WHAT IS EXPECTED
Give every line of the material again, exactly as written.

TASK DATA
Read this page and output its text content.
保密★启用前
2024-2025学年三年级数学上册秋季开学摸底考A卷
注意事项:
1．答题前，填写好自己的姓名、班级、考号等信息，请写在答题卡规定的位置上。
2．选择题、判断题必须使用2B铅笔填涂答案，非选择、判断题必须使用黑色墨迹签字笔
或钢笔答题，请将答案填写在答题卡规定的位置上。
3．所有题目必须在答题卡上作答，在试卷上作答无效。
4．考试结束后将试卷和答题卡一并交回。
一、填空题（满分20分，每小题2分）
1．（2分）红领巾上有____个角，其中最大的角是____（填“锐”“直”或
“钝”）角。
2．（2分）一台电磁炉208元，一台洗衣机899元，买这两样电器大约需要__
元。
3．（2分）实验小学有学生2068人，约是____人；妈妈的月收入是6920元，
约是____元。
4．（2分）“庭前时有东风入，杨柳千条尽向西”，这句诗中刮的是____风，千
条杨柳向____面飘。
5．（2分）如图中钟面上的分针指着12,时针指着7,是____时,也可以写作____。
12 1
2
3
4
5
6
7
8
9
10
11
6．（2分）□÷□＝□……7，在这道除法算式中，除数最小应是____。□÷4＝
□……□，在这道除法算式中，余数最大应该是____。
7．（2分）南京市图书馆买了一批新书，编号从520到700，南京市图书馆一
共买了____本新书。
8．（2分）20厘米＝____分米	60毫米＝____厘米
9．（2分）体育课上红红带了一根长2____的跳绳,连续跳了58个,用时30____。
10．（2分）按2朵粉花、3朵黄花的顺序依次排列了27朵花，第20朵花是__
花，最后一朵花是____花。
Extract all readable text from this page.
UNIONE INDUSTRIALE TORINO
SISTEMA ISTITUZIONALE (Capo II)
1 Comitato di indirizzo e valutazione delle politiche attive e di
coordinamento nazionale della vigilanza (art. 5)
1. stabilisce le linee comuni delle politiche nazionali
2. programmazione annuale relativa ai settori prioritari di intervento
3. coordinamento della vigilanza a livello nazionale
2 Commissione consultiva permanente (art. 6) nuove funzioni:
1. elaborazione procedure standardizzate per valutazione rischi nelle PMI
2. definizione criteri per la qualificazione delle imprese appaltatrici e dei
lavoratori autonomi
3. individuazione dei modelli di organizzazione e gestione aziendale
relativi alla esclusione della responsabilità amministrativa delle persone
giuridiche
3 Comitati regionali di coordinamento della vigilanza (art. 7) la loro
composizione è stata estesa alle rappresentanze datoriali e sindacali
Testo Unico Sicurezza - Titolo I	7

FULL OUTPUT
Read this page and output its text content.
保密★启用前
2024-2025学年三年级数学上册秋季开学摸底考A卷
注意事项:
1．答题前，填写好自己的姓名、班级、考号等信息，请写在答题卡规定的位置上。
2．选择题、判断题必须使用2B铅笔填涂答案，非选择、判断题必须使用黑色墨迹签字笔
或钢笔答题，请将答案填写在答题卡规定的位置上。
3．所有题目必须在答题卡上作答，在试卷上作答无效。
4．考试结束后将试卷和答题卡一并交回。
一、填空题（满分20分，每小题2分）
1．（2分）红领巾上有____个角，其中最大的角是____（填“锐”“直”或
“钝”）角。
2．（2分）一台电磁炉208元，一台洗衣机899元，买这两样电器大约需要__
元。
3．（2分）实验小学有学生2068人，约是____人；妈妈的月收入是6920元，
约是____元。
4．（2分）“庭前时有东风入，杨柳千条尽向西”，这句诗中刮的是____风，千
条杨柳向____面飘。
5．（2分）如图中钟面上的分针指着12,时针指着7,是____时,也可以写作____。
12 1
2
3
4
5
6
7
8
9
10
11
6．（2分）□÷□＝□……7，在这道除法算式中，除数最小应是____。□÷4＝
□……□，在这道除法算式中，余数最大应该是____。
7．（2分）南京市图书馆买了一批新书，编号从520到700，南京市图书馆一
共买了____本新书。
8．（2分）20厘米＝____分米	60毫米＝____厘米
9．（2分）体育课上红红带了一根长2____的跳绳,连续跳了58个,用时30____。
10．（2分）按2朵粉花、3朵黄花的顺序依次排列了27朵花，第20朵花是__
花，最后一朵花是____花。
Extract all readable text from this page.
UNIONE INDUSTRIALE TORINO
SISTEMA ISTITUZIONALE (Capo II)
1 Comitato di indirizzo e valutazione delle politiche attive e di
coordinamento nazionale della vigilanza (art. 5)
1. stabilisce le linee comuni delle politiche nazionali
2. programmazione annuale relativa ai settori prioritari di intervento
3. coordinamento della vigilanza a livello nazionale
2 Commissione consultiva permanente (art. 6) nuove funzioni:
1. elaborazione procedure standardizzate per valutazione rischi nelle PMI
2. definizione criteri per la qualificazione delle imprese appaltatrici e dei
lavoratori autonomi
3. individuazione dei modelli di organizzazione e gestione aziendale
relativi alla esclusione della responsabilità amministrativa delle persone
giuridiche
3 Comitati regionali di coordinamento della vigilanza (art. 7) la loro
composizione è stata estesa alle rappresentanze datoriali e sindacali
Testo Unico Sicurezza - Titolo I	7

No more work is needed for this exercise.